> REQUIREMENTS
Transcribe all of the material exactly.

---- LISTING

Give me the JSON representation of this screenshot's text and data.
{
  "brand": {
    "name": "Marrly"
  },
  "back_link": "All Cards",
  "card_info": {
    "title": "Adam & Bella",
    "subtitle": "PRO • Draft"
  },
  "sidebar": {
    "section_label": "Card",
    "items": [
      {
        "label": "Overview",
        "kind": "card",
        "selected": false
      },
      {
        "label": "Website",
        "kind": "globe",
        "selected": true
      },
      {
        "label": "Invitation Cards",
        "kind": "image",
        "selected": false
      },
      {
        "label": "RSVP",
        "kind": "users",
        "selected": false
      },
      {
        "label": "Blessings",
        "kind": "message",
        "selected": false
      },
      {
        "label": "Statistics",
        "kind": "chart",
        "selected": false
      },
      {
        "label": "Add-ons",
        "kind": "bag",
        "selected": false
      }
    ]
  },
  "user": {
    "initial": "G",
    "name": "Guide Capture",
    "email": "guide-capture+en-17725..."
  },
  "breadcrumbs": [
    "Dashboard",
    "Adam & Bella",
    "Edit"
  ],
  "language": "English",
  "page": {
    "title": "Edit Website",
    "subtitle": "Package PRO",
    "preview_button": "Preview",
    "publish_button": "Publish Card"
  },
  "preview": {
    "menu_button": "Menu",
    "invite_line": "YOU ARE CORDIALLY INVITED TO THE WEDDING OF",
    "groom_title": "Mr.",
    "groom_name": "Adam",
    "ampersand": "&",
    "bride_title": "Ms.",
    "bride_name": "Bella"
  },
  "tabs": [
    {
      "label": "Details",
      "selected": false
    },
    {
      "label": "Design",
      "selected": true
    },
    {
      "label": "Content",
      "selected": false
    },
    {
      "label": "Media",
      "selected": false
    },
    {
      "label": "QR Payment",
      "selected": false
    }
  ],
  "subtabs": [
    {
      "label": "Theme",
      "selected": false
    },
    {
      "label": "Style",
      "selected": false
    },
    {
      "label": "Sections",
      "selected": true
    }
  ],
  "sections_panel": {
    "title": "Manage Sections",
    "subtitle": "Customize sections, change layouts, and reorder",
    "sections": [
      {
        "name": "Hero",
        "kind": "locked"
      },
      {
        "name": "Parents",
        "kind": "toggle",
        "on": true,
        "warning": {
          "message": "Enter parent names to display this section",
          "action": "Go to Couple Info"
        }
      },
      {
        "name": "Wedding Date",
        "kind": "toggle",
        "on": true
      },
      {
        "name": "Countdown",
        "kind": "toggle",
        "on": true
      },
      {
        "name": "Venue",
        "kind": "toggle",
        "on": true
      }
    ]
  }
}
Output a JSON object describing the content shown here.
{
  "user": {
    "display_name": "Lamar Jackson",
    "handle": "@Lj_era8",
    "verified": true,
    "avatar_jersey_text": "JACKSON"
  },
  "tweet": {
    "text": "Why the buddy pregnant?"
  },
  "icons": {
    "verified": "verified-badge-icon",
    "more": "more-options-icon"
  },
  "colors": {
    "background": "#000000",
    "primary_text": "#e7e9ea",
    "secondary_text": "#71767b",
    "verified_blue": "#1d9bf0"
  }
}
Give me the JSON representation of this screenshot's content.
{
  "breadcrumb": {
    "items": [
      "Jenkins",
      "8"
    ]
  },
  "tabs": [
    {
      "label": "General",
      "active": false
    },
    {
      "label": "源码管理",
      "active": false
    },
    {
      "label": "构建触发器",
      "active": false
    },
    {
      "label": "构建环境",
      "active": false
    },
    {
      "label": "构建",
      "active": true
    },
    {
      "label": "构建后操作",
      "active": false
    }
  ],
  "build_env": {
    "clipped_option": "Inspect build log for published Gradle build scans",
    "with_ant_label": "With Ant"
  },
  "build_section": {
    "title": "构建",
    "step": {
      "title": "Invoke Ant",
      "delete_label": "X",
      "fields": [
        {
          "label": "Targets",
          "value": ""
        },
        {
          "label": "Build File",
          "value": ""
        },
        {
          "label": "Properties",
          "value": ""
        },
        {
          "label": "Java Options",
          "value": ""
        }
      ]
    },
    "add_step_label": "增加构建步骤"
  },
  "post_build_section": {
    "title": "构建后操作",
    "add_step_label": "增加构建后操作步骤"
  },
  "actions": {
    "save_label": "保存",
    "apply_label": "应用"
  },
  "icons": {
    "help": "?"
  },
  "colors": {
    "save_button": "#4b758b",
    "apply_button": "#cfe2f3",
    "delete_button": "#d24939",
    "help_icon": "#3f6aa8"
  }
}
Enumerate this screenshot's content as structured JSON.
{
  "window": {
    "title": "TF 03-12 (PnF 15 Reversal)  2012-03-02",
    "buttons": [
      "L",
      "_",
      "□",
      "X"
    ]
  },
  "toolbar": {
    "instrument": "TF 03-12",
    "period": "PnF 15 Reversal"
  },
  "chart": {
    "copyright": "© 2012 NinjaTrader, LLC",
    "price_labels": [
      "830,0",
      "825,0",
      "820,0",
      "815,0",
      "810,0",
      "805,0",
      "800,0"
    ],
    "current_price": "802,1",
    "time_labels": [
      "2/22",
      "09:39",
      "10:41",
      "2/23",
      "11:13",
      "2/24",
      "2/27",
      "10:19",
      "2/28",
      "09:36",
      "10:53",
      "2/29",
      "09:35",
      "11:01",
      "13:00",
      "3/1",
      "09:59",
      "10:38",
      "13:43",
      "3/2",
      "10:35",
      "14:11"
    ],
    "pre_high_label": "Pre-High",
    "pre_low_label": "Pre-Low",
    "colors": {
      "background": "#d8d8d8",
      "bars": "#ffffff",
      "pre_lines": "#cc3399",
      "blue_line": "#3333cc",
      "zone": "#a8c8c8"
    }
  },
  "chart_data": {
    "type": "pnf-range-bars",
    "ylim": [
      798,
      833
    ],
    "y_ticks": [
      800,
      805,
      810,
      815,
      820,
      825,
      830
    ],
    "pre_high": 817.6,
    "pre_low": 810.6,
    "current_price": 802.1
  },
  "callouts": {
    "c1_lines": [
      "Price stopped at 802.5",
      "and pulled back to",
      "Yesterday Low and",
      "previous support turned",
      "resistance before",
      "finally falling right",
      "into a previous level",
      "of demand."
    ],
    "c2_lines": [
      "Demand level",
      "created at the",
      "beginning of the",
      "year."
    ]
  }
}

--------

> REPLY
Give me the JSON representation of this screenshot's text and data.
{
  "brand": {
    "name": "Marrly"
  },
  "back_link": "All Cards",
  "card_info": {
    "title": "Adam & Bella",
    "subtitle": "PRO • Draft"
  },
  "sidebar": {
    "section_label": "Card",
    "items": [
      {
        "label": "Overview",
        "kind": "card",
        "selected": false
      },
      {
        "label": "Website",
        "kind": "globe",
        "selected": true
      },
      {
        "label": "Invitation Cards",
        "kind": "image",
        "selected": false
      },
      {
        "label": "RSVP",
        "kind": "users",
        "selected": false
      },
      {
        "label": "Blessings",
        "kind": "message",
        "selected": false
      },
      {
        "label": "Statistics",
        "kind": "chart",
        "selected": false
      },
      {
        "label": "Add-ons",
        "kind": "bag",
        "selected": false
      }
    ]
  },
  "user": {
    "initial": "G",
    "name": "Guide Capture",
    "email": "guide-capture+en-17725..."
  },
  "breadcrumbs": [
    "Dashboard",
    "Adam & Bella",
    "Edit"
  ],
  "language": "English",
  "page": {
    "title": "Edit Website",
    "subtitle": "Package PRO",
    "preview_button": "Preview",
    "publish_button": "Publish Card"
  },
  "preview": {
    "menu_button": "Menu",
    "invite_line": "YOU ARE CORDIALLY INVITED TO THE WEDDING OF",
    "groom_title": "Mr.",
    "groom_name": "Adam",
    "ampersand": "&",
    "bride_title": "Ms.",
    "bride_name": "Bella"
  },
  "tabs": [
    {
      "label": "Details",
      "selected": false
    },
    {
      "label": "Design",
      "selected": true
    },
    {
      "label": "Content",
      "selected": false
    },
    {
      "label": "Media",
      "selected": false
    },
    {
      "label": "QR Payment",
      "selected": false
    }
  ],
  "subtabs": [
    {
      "label": "Theme",
      "selected": false
    },
    {
      "label": "Style",
      "selected": false
    },
    {
      "label": "Sections",
      "selected": true
    }
  ],
  "sections_panel": {
    "title": "Manage Sections",
    "subtitle": "Customize sections, change layouts, and reorder",
    "sections": [
      {
        "name": "Hero",
        "kind": "locked"
      },
      {
        "name": "Parents",
        "kind": "toggle",
        "on": true,
        "warning": {
          "message": "Enter parent names to display this section",
          "action": "Go to Couple Info"
        }
      },
      {
        "name": "Wedding Date",
        "kind": "toggle",
        "on": true
      },
      {
        "name": "Countdown",
        "kind": "toggle",
        "on": true
      },
      {
        "name": "Venue",
        "kind": "toggle",
        "on": true
      }
    ]
  }
}
Output a JSON object describing the content shown here.
{
  "user": {
    "display_name": "Lamar Jackson",
    "handle": "@Lj_era8",
    "verified": true,
    "avatar_jersey_text": "JACKSON"
  },
  "tweet": {
    "text": "Why the buddy pregnant?"
  },
  "icons": {
    "verified": "verified-badge-icon",
    "more": "more-options-icon"
  },
  "colors": {
    "background": "#000000",
    "primary_text": "#e7e9ea",
    "secondary_text": "#71767b",
    "verified_blue": "#1d9bf0"
  }
}
Give me the JSON representation of this screenshot's content.
{
  "breadcrumb": {
    "items": [
      "Jenkins",
      "8"
    ]
  },
  "tabs": [
    {
      "label": "General",
      "active": false
    },
    {
      "label": "源码管理",
      "active": false
    },
    {
      "label": "构建触发器",
      "active": false
    },
    {
      "label": "构建环境",
      "active": false
    },
    {
      "label": "构建",
      "active": true
    },
    {
      "label": "构建后操作",
      "active": false
    }
  ],
  "build_env": {
    "clipped_option": "Inspect build log for published Gradle build scans",
    "with_ant_label": "With Ant"
  },
  "build_section": {
    "title": "构建",
    "step": {
      "title": "Invoke Ant",
      "delete_label": "X",
      "fields": [
        {
          "label": "Targets",
          "value": ""
        },
        {
          "label": "Build File",
          "value": ""
        },
        {
          "label": "Properties",
          "value": ""
        },
        {
          "label": "Java Options",
          "value": ""
        }
      ]
    },
    "add_step_label": "增加构建步骤"
  },
  "post_build_section": {
    "title": "构建后操作",
    "add_step_label": "增加构建后操作步骤"
  },
  "actions": {
    "save_label": "保存",
    "apply_label": "应用"
  },
  "icons": {
    "help": "?"
  },
  "colors": {
    "save_button": "#4b758b",
    "apply_button": "#cfe2f3",
    "delete_button": "#d24939",
    "help_icon": "#3f6aa8"
  }
}
Enumerate this screenshot's content as structured JSON.
{
  "window": {
    "title": "TF 03-12 (PnF 15 Reversal)  2012-03-02",
    "buttons": [
      "L",
      "_",
      "□",
      "X"
    ]
  },
  "toolbar": {
    "instrument": "TF 03-12",
    "period": "PnF 15 Reversal"
  },
  "chart": {
    "copyright": "© 2012 NinjaTrader, LLC",
    "price_labels": [
      "830,0",
      "825,0",
      "820,0",
      "815,0",
      "810,0",
      "805,0",
      "800,0"
    ],
    "current_price": "802,1",
    "time_labels": [
      "2/22",
      "09:39",
      "10:41",
      "2/23",
      "11:13",
      "2/24",
      "2/27",
      "10:19",
      "2/28",
      "09:36",
      "10:53",
      "2/29",
      "09:35",
      "11:01",
      "13:00",
      "3/1",
      "09:59",
      "10:38",
      "13:43",
      "3/2",
      "10:35",
      "14:11"
    ],
    "pre_high_label": "Pre-High",
    "pre_low_label": "Pre-Low",
    "colors": {
      "background": "#d8d8d8",
      "bars": "#ffffff",
      "pre_lines": "#cc3399",
      "blue_line": "#3333cc",
      "zone": "#a8c8c8"
    }
  },
  "chart_data": {
    "type": "pnf-range-bars",
    "ylim": [
      798,
      833
    ],
    "y_ticks": [
      800,
      805,
      810,
      815,
      820,
      825,
      830
    ],
    "pre_high": 817.6,
    "pre_low": 810.6,
    "current_price": 802.1
  },
  "callouts": {
    "c1_lines": [
      "Price stopped at 802.5",
      "and pulled back to",
      "Yesterday Low and",
      "previous support turned",
      "resistance before",
      "finally falling right",
      "into a previous level",
      "of demand."
    ],
    "c2_lines": [
      "Demand level",
      "created at the",
      "beginning of the",
      "year."
    ]
  }
}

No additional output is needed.